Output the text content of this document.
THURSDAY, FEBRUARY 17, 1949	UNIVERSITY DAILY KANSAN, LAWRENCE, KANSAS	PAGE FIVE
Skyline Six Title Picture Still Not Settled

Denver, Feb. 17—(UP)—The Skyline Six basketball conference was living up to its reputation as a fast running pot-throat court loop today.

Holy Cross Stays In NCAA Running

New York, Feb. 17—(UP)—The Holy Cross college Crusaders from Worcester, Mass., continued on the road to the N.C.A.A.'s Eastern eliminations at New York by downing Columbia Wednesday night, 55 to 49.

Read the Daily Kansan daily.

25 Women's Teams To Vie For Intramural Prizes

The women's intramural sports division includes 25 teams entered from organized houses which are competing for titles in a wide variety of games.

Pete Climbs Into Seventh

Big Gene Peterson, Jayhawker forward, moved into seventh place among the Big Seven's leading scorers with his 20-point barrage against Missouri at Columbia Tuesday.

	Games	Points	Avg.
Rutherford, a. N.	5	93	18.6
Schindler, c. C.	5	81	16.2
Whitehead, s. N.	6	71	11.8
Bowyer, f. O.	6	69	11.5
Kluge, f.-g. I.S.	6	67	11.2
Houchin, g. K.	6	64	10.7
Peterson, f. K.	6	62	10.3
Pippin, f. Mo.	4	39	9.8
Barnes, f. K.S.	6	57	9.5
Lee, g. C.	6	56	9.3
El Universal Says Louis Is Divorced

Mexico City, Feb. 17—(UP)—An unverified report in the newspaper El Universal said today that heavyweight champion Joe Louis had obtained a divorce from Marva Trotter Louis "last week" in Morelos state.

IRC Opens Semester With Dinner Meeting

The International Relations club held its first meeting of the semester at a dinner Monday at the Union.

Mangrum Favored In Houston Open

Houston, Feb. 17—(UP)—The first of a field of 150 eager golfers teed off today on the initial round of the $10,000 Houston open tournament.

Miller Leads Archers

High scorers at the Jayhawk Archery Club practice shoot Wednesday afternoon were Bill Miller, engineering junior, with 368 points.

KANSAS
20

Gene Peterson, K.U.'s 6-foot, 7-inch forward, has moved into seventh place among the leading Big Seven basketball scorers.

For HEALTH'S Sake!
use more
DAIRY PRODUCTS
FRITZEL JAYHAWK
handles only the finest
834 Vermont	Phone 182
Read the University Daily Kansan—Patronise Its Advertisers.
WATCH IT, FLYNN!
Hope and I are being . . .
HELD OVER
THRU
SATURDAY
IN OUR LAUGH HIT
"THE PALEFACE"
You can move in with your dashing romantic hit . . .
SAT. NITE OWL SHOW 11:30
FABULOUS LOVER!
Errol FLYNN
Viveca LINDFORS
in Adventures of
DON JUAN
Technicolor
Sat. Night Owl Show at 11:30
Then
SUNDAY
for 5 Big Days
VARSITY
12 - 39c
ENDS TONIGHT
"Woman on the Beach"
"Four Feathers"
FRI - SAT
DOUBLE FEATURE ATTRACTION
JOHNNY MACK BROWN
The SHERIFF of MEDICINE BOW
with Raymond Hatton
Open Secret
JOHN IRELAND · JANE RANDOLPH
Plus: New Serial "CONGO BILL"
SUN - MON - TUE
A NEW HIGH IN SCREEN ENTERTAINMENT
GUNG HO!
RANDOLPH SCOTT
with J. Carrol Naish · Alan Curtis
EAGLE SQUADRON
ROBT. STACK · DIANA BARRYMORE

Problem: Return the lines of the records that include the string "moved".

Answer space:
Big Gene Peterson, Jayhawker forward, moved into seventh place among the Big Seven's leading scorers with his 20-point barrage against Missouri at Columbia Tuesday.
Gene Peterson, K.U.'s 6-foot, 7-inch forward, has moved into seventh place among the leading Big Seven basketball scorers.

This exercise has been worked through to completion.